Records for this exercise |
··········
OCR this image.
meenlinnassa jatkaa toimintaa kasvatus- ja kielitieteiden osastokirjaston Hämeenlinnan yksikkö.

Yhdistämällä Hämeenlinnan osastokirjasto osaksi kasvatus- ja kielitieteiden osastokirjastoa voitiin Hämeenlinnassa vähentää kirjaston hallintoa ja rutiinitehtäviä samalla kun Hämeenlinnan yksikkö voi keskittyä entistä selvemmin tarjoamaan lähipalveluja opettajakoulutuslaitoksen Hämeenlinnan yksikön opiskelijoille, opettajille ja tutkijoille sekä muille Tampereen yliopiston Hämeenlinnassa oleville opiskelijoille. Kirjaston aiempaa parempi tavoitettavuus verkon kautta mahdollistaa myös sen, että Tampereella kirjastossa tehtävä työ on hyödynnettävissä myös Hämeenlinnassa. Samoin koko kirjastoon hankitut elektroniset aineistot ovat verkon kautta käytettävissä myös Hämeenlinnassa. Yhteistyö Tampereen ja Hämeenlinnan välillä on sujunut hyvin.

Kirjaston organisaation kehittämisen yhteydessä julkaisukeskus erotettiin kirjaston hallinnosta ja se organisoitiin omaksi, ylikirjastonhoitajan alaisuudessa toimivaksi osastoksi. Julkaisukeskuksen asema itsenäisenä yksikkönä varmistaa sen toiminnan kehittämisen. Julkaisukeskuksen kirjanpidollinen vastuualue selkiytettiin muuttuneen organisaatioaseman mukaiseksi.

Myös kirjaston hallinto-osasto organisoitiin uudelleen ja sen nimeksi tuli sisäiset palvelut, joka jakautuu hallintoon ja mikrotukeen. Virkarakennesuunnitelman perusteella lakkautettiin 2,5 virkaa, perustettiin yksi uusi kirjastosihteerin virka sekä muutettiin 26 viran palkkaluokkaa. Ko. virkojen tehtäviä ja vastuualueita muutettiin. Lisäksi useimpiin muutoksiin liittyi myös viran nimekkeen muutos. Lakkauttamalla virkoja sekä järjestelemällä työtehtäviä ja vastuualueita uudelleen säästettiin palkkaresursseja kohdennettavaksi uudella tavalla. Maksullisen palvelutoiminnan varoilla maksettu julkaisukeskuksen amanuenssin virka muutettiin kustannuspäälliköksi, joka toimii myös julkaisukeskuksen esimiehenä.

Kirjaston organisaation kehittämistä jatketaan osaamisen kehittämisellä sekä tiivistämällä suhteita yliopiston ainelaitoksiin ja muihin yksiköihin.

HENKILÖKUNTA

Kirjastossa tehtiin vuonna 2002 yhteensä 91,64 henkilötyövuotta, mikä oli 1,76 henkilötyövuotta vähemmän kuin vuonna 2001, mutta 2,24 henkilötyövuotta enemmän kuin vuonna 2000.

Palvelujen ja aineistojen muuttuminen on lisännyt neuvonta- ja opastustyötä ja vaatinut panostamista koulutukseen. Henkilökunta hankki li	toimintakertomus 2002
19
··········
A single figure is required: the number of lines above in which the word "organisaation" occurs.

Result for this exercise | 2